• _Records for this task_
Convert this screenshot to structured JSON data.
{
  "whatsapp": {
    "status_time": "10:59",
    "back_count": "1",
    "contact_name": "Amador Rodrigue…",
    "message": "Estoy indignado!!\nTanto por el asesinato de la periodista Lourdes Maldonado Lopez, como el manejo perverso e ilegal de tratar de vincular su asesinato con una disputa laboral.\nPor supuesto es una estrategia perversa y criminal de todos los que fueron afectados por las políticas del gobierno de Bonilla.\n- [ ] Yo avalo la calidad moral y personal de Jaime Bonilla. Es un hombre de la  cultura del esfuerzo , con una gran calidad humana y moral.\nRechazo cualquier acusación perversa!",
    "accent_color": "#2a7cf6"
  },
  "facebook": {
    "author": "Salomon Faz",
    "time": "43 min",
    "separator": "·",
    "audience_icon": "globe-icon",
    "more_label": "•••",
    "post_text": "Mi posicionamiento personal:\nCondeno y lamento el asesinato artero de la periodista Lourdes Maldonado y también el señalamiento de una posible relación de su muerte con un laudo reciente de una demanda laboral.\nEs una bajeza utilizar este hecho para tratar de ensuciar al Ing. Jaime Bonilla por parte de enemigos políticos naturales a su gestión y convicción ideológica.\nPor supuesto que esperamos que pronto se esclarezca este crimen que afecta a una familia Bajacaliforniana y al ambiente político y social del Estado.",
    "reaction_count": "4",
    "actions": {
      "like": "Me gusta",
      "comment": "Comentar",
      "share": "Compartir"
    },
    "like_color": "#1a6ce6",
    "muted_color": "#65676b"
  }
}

• _Task statement_
Working from the entries above, return all lines that contain "Maldonado".

• _Response below_
    "message": "Estoy indignado!!\nTanto por el asesinato de la periodista Lourdes Maldonado Lopez, como el manejo perverso e ilegal de tratar de vincular su asesinato con una disputa laboral.\nPor supuesto es una estrategia perversa y criminal de todos los que fueron afectados por las políticas del gobierno de Bonilla.\n- [ ] Yo avalo la calidad moral y personal de Jaime Bonilla. Es un hombre de la  cultura del esfuerzo , con una gran calidad humana y moral.\nRechazo cualquier acusación perversa!",
    "post_text": "Mi posicionamiento personal:\nCondeno y lamento el asesinato artero de la periodista Lourdes Maldonado y también el señalamiento de una posible relación de su muerte con un laudo reciente de una demanda laboral.\nEs una bajeza utilizar este hecho para tratar de ensuciar al Ing. Jaime Bonilla por parte de enemigos políticos naturales a su gestión y convicción ideológica.\nPor supuesto que esperamos que pronto se esclarezca este crimen que afecta a una familia Bajacaliforniana y al ambiente político y social del Estado.",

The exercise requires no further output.